** Begin Material for this exercise **

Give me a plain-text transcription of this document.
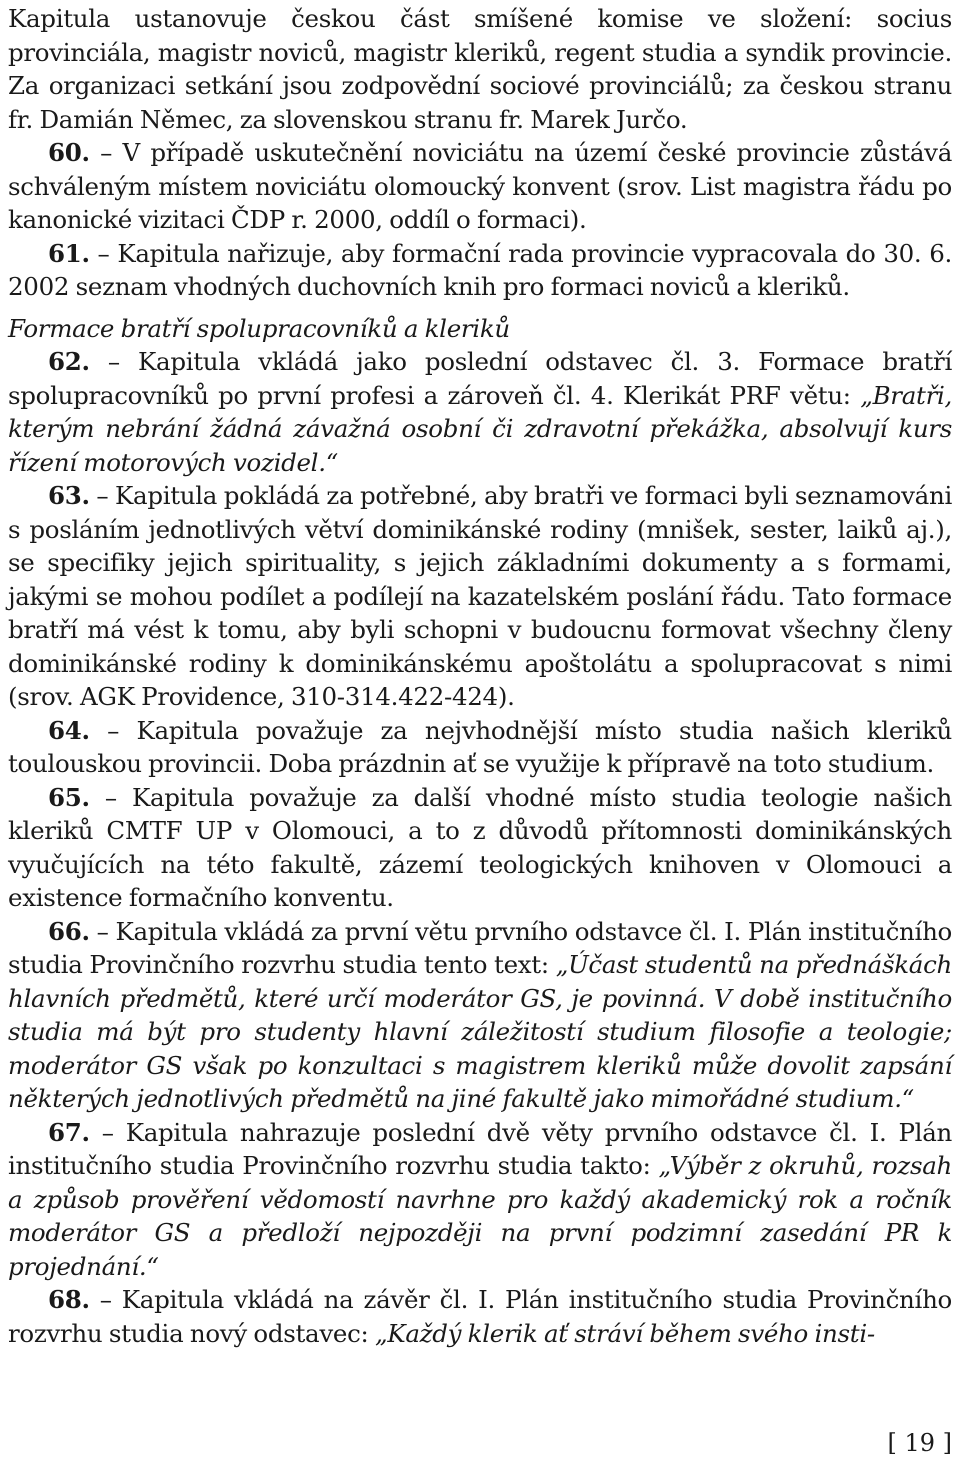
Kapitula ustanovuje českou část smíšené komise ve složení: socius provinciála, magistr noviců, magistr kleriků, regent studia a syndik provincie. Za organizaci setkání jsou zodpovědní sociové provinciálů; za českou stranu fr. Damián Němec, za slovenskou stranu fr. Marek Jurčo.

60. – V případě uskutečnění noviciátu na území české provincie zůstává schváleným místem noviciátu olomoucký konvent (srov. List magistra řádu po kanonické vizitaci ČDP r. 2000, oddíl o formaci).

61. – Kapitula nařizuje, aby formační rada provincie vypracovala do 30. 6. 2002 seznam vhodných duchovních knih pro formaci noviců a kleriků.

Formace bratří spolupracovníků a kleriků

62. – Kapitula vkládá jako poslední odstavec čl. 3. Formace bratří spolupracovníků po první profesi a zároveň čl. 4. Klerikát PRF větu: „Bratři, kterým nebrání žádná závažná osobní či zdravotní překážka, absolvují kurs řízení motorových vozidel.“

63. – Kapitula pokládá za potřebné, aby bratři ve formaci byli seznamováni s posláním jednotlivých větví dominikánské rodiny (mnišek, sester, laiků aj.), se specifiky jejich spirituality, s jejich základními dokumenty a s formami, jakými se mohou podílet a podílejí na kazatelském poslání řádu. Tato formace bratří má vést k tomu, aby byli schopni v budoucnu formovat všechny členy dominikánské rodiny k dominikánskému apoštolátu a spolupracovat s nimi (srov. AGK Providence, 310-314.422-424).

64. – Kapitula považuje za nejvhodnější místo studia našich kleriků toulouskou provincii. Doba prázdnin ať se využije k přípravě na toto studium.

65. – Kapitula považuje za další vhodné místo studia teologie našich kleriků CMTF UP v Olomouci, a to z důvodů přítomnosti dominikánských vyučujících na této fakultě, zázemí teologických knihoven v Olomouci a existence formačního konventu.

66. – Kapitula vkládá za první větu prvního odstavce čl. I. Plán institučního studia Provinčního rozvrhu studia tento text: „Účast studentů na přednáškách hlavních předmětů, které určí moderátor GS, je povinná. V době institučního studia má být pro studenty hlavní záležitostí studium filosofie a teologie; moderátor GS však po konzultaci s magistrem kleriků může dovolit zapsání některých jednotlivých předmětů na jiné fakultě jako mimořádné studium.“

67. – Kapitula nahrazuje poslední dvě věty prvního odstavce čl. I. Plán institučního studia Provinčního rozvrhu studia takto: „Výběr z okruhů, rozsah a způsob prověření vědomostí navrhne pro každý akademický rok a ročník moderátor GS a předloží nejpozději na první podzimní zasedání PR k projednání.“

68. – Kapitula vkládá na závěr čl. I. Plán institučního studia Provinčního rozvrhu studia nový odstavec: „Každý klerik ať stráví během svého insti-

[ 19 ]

** End Material for this exercise **
** Begin Material for this exercise **

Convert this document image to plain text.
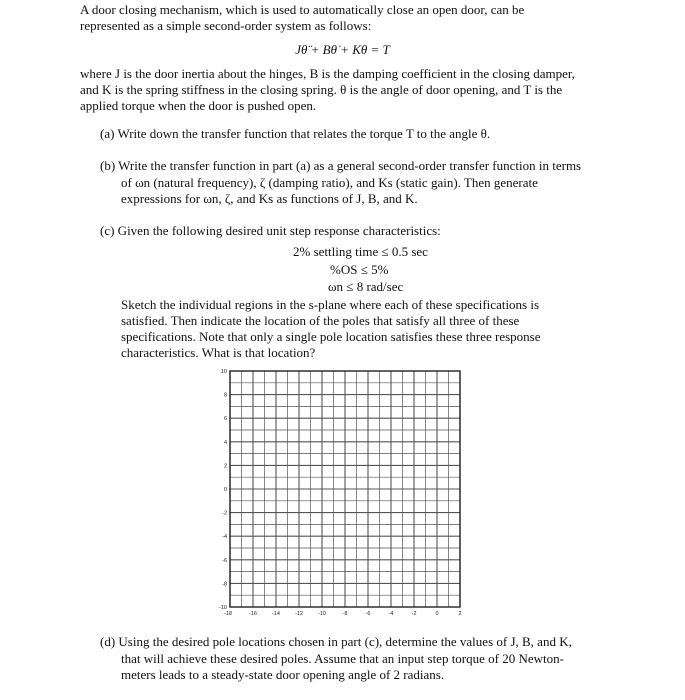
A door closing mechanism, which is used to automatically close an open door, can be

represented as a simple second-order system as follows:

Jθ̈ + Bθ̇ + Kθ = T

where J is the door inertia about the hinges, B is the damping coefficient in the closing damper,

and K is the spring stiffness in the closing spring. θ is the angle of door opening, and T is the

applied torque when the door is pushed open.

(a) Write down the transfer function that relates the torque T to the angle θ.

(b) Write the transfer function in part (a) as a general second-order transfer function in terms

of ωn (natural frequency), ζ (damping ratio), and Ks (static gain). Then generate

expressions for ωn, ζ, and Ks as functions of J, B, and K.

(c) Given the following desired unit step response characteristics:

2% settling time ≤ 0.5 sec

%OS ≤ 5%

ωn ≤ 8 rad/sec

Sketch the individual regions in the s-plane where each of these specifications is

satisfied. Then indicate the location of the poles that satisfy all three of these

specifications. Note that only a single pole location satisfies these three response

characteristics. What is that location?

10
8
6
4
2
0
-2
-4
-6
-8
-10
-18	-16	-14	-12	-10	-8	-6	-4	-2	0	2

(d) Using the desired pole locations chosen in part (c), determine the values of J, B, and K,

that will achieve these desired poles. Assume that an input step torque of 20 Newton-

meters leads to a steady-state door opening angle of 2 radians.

** End Material for this exercise **
** Begin Material for this exercise **

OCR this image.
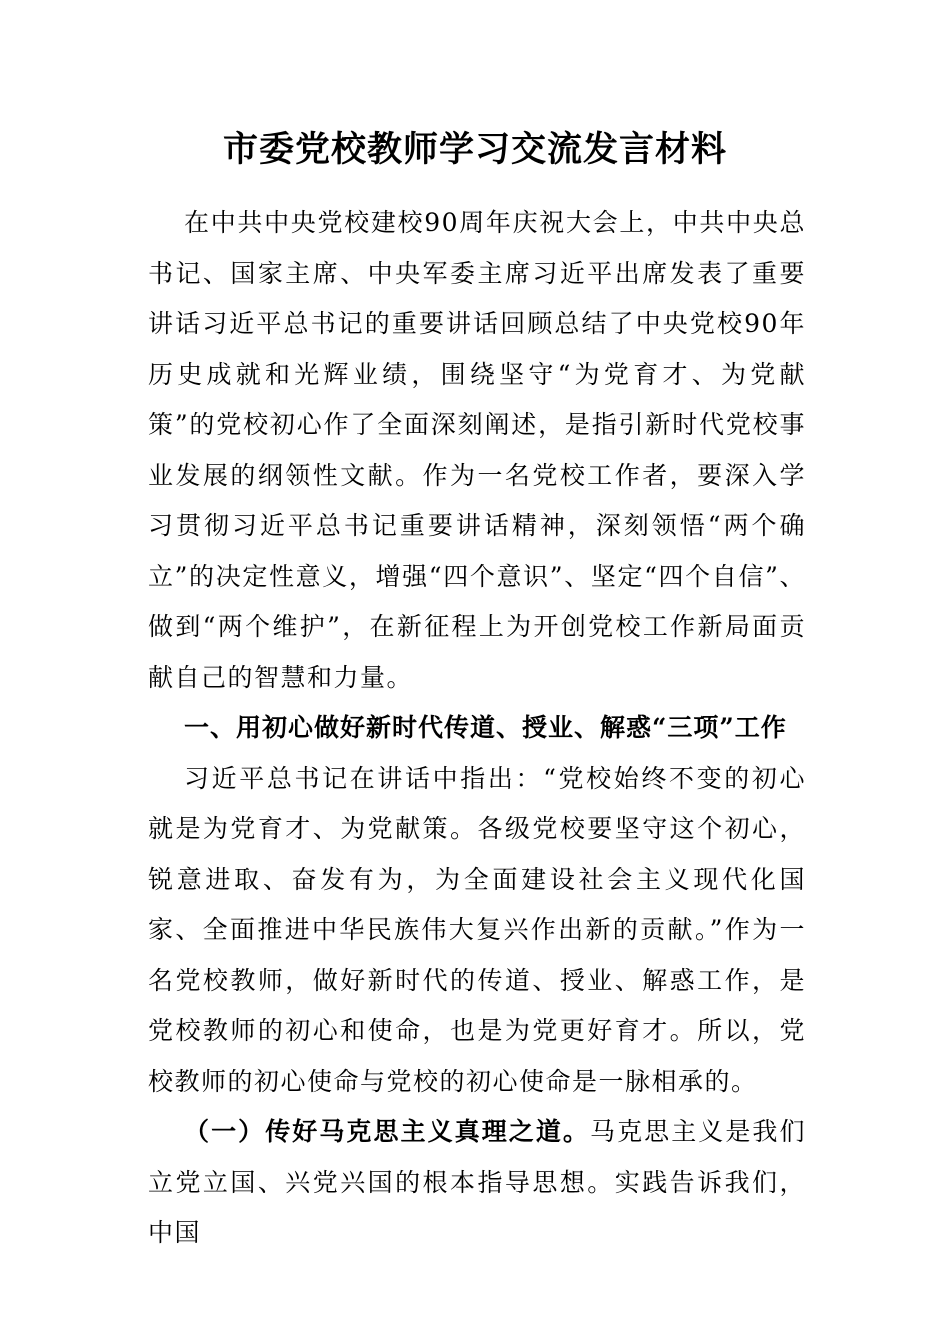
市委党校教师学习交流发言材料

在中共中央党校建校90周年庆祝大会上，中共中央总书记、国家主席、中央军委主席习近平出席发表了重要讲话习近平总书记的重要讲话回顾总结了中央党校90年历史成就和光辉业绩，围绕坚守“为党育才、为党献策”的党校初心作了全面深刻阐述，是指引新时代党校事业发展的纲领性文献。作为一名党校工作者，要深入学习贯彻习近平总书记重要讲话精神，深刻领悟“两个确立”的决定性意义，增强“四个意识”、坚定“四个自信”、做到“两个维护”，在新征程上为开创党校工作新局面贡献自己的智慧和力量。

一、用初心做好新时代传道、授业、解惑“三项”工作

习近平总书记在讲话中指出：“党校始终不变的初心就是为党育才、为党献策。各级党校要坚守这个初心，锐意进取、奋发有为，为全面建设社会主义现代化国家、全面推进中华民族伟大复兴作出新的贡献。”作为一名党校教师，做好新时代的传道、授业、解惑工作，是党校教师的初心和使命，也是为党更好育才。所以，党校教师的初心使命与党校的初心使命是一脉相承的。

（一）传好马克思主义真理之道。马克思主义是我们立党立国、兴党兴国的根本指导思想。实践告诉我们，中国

** End Material for this exercise **

■ Written exercise:
Go over the records above line by line and count those holding the word "that". Reply only with the number.

■ Exercise answer:
5